STATED PROBLEM:
Gather up all lines that carry the word "Vidmakthållande".

(Stored dataset items)
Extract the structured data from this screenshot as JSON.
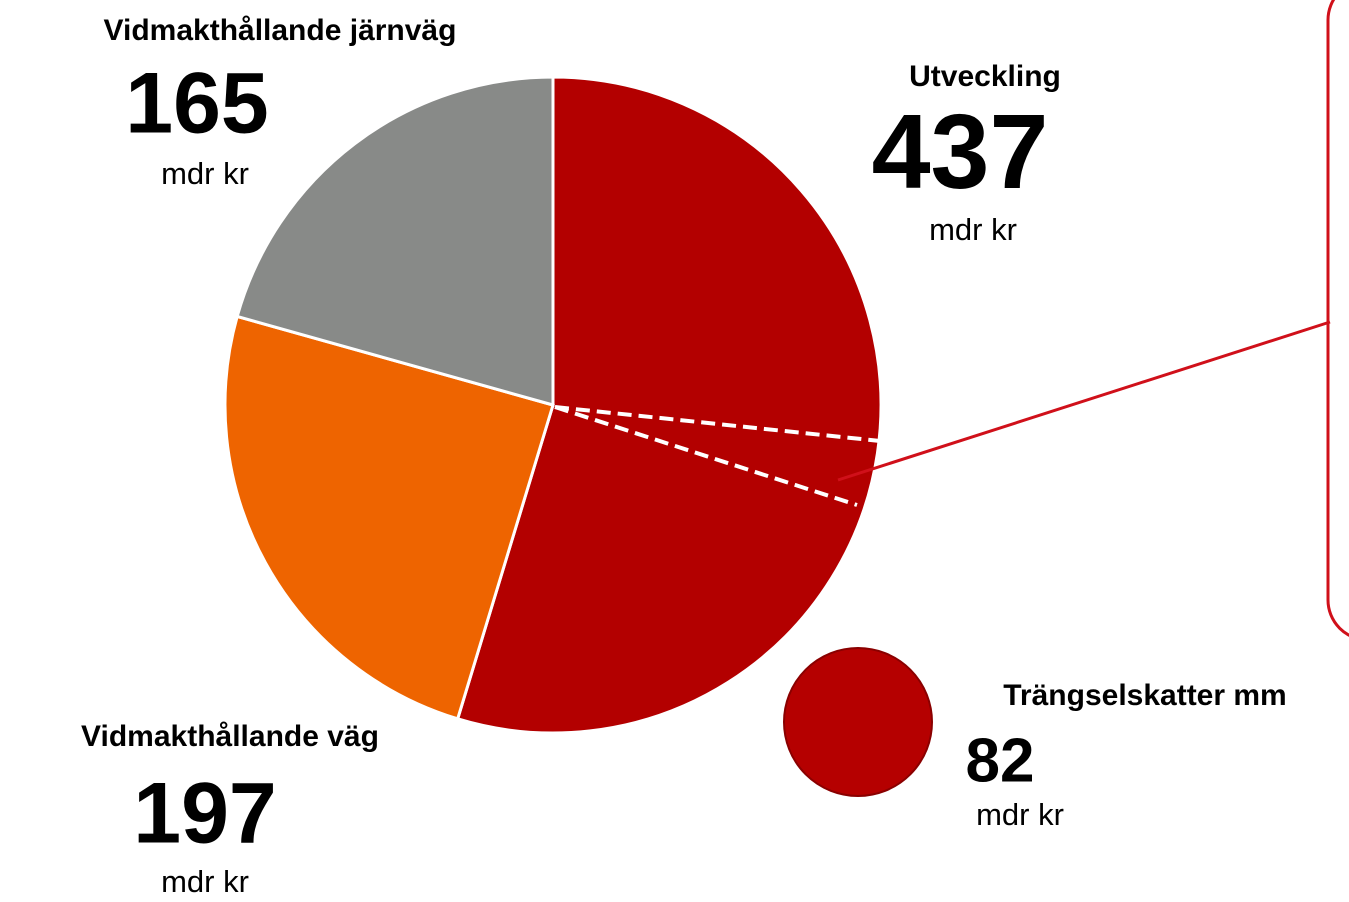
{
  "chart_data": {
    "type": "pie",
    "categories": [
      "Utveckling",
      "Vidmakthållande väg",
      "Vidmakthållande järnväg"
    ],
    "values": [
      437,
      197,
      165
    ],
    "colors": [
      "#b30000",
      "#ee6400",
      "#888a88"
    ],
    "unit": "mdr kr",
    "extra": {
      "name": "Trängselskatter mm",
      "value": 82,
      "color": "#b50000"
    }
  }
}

WORKED ANSWER:
      "Vidmakthållande väg",
      "Vidmakthållande järnväg"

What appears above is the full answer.